## Task directions
Exclude the pictures, then repeat the remaining data exactly.

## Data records
━━━━━━━━━━━━━━━━━━━━━━━━━━━━━━
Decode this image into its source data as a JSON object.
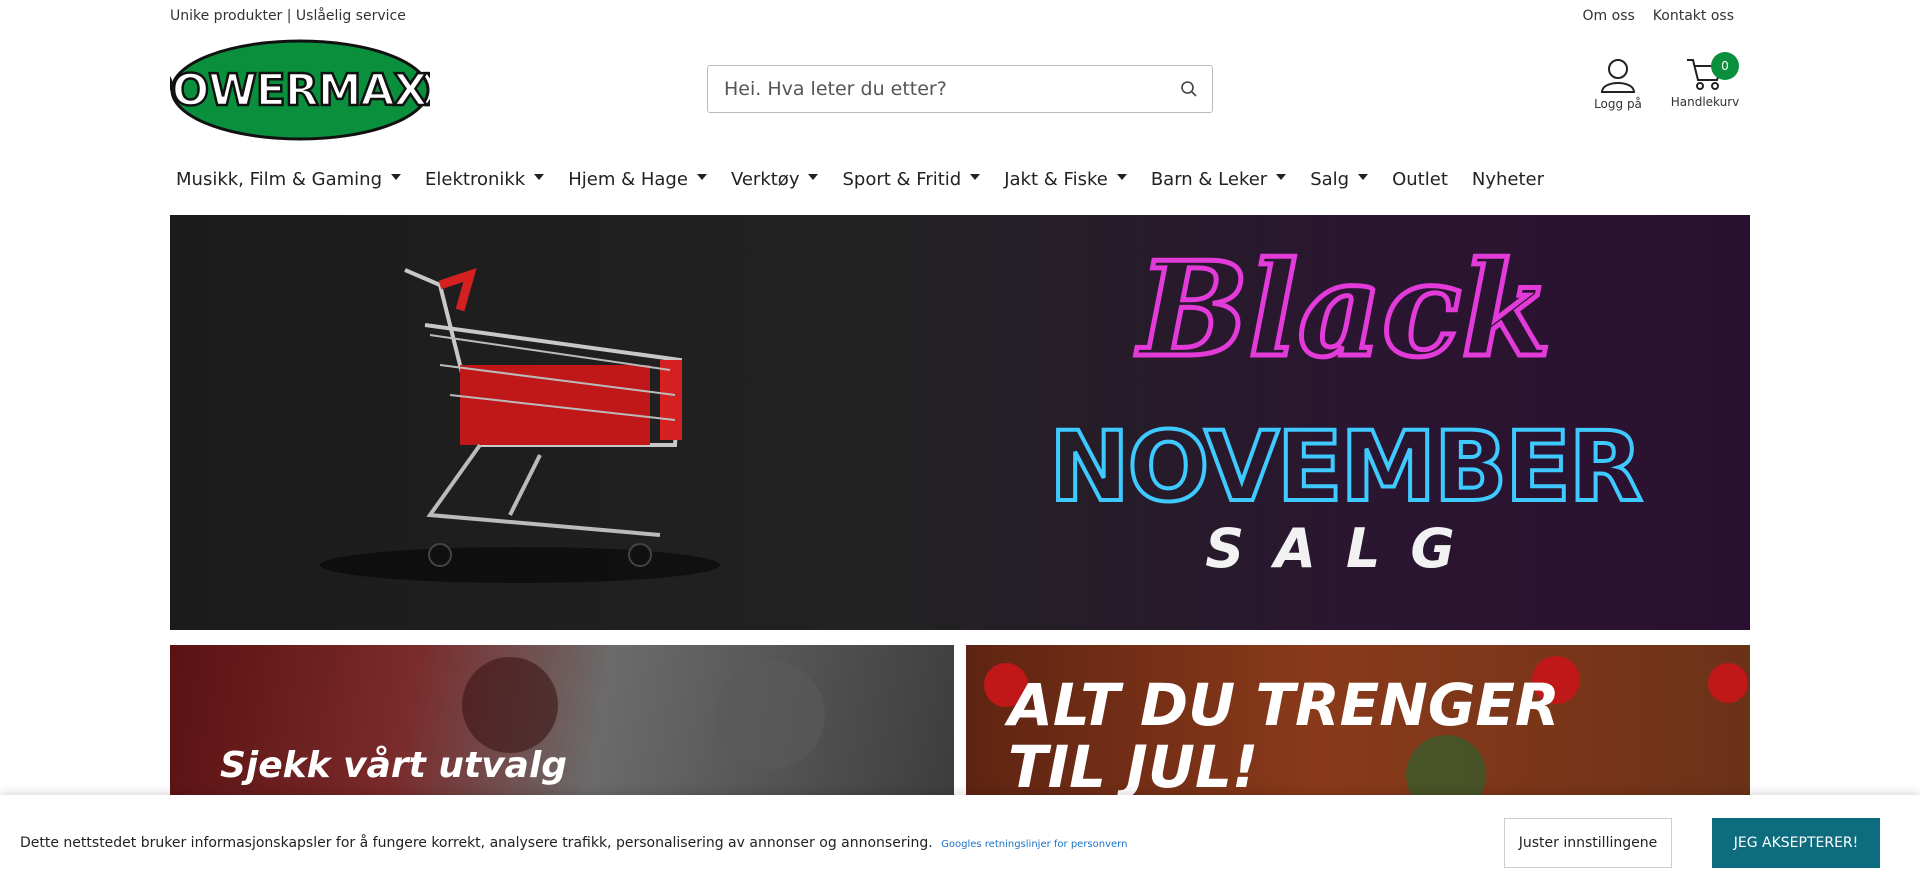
{
  "topbar": {
    "tagline": "Unike produkter | Uslåelig service",
    "links": [
      "Om oss",
      "Kontakt oss"
    ]
  },
  "brand": {
    "logo_text": "POWERMAXX",
    "logo_color": "#0a8f3c"
  },
  "search": {
    "placeholder": "Hei. Hva leter du etter?",
    "value": ""
  },
  "account": {
    "label": "Logg på"
  },
  "cart": {
    "label": "Handlekurv",
    "count": "0"
  },
  "nav": {
    "items": [
      {
        "label": "Musikk, Film & Gaming",
        "dropdown": true
      },
      {
        "label": "Elektronikk",
        "dropdown": true
      },
      {
        "label": "Hjem & Hage",
        "dropdown": true
      },
      {
        "label": "Verktøy",
        "dropdown": true
      },
      {
        "label": "Sport & Fritid",
        "dropdown": true
      },
      {
        "label": "Jakt & Fiske",
        "dropdown": true
      },
      {
        "label": "Barn & Leker",
        "dropdown": true
      },
      {
        "label": "Salg",
        "dropdown": true
      },
      {
        "label": "Outlet",
        "dropdown": false
      },
      {
        "label": "Nyheter",
        "dropdown": false
      }
    ]
  },
  "hero": {
    "line1": "Black",
    "line2": "NOVEMBER",
    "line3": "SALG"
  },
  "promos": [
    {
      "text": "Sjekk vårt utvalg"
    },
    {
      "text_line1": "ALT DU TRENGER",
      "text_line2": "TIL JUL!"
    }
  ],
  "cookie": {
    "message": "Dette nettstedet bruker informasjonskapsler for å fungere korrekt, analysere trafikk, personalisering av annonser og annonsering.",
    "policy_link": "Googles retningslinjer for personvern",
    "adjust_label": "Juster innstillingene",
    "accept_label": "JEG AKSEPTERER!"
  },
  "colors": {
    "accent_green": "#0a8f3c",
    "accept_button": "#0d6c7e",
    "neon_pink": "#e23bd9",
    "neon_cyan": "#3ec9ff"
  }
}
━━━━━━━━━━━━━━━━━━━━━━━━━━━━━━
## Result of this task
Decode this image into its source data as a JSON object.
{
  "topbar": {
    "tagline": "Unike produkter | Uslåelig service",
    "links": [
      "Om oss",
      "Kontakt oss"
    ]
  },
  "brand": {
    "logo_text": "POWERMAXX",
    "logo_color": "#0a8f3c"
  },
  "search": {
    "placeholder": "Hei. Hva leter du etter?",
    "value": ""
  },
  "account": {
    "label": "Logg på"
  },
  "cart": {
    "label": "Handlekurv",
    "count": "0"
  },
  "nav": {
    "items": [
      {
        "label": "Musikk, Film & Gaming",
        "dropdown": true
      },
      {
        "label": "Elektronikk",
        "dropdown": true
      },
      {
        "label": "Hjem & Hage",
        "dropdown": true
      },
      {
        "label": "Verktøy",
        "dropdown": true
      },
      {
        "label": "Sport & Fritid",
        "dropdown": true
      },
      {
        "label": "Jakt & Fiske",
        "dropdown": true
      },
      {
        "label": "Barn & Leker",
        "dropdown": true
      },
      {
        "label": "Salg",
        "dropdown": true
      },
      {
        "label": "Outlet",
        "dropdown": false
      },
      {
        "label": "Nyheter",
        "dropdown": false
      }
    ]
  },
  "hero": {
    "line1": "Black",
    "line2": "NOVEMBER",
    "line3": "SALG"
  },
  "promos": [
    {
      "text": "Sjekk vårt utvalg"
    },
    {
      "text_line1": "ALT DU TRENGER",
      "text_line2": "TIL JUL!"
    }
  ],
  "cookie": {
    "message": "Dette nettstedet bruker informasjonskapsler for å fungere korrekt, analysere trafikk, personalisering av annonser og annonsering.",
    "policy_link": "Googles retningslinjer for personvern",
    "adjust_label": "Juster innstillingene",
    "accept_label": "JEG AKSEPTERER!"
  },
  "colors": {
    "accent_green": "#0a8f3c",
    "accept_button": "#0d6c7e",
    "neon_pink": "#e23bd9",
    "neon_cyan": "#3ec9ff"
  }
}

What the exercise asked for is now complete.